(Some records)
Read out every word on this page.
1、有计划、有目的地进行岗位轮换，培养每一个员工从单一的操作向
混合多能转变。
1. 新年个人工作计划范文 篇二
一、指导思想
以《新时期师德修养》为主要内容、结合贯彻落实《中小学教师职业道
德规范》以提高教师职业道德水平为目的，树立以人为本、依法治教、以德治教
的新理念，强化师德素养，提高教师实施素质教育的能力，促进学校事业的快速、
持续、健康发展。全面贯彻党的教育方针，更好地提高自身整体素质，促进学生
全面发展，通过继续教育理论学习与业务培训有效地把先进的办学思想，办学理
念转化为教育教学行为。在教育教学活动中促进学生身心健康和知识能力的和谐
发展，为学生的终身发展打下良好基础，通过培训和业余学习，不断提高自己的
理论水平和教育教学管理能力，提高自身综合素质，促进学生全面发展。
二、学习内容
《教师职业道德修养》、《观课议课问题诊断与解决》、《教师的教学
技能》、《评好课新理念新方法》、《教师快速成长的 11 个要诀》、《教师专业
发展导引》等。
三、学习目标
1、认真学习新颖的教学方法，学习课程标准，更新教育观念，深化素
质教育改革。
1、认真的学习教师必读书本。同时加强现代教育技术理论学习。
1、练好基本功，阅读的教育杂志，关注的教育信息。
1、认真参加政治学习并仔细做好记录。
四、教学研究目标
---
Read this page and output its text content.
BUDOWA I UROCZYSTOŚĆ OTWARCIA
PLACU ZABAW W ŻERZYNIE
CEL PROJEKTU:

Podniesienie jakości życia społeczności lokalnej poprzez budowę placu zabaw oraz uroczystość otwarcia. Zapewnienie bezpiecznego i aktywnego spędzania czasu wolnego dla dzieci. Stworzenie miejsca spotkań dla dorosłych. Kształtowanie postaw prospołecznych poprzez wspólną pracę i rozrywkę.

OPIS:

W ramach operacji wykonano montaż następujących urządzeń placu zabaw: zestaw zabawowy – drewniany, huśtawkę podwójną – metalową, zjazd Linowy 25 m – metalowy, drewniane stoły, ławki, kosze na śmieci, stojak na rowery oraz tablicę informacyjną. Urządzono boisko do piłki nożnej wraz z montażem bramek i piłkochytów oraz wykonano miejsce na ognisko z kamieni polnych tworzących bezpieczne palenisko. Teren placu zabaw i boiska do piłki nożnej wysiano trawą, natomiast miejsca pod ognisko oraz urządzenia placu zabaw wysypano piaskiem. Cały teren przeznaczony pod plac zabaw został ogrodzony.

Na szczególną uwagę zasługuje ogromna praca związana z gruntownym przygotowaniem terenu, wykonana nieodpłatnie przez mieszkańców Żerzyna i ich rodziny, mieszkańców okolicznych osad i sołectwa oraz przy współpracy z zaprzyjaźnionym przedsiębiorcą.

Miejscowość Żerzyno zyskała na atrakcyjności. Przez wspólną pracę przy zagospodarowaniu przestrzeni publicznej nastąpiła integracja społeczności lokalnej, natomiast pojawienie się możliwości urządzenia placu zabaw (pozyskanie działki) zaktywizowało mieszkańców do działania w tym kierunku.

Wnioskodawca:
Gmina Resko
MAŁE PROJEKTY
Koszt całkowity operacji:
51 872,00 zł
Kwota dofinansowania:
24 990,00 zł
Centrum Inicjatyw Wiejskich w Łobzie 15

• **Required task**
Only a number is needed: how many lines of the material above contain "społeczności"?

• **Output for this exercise**
2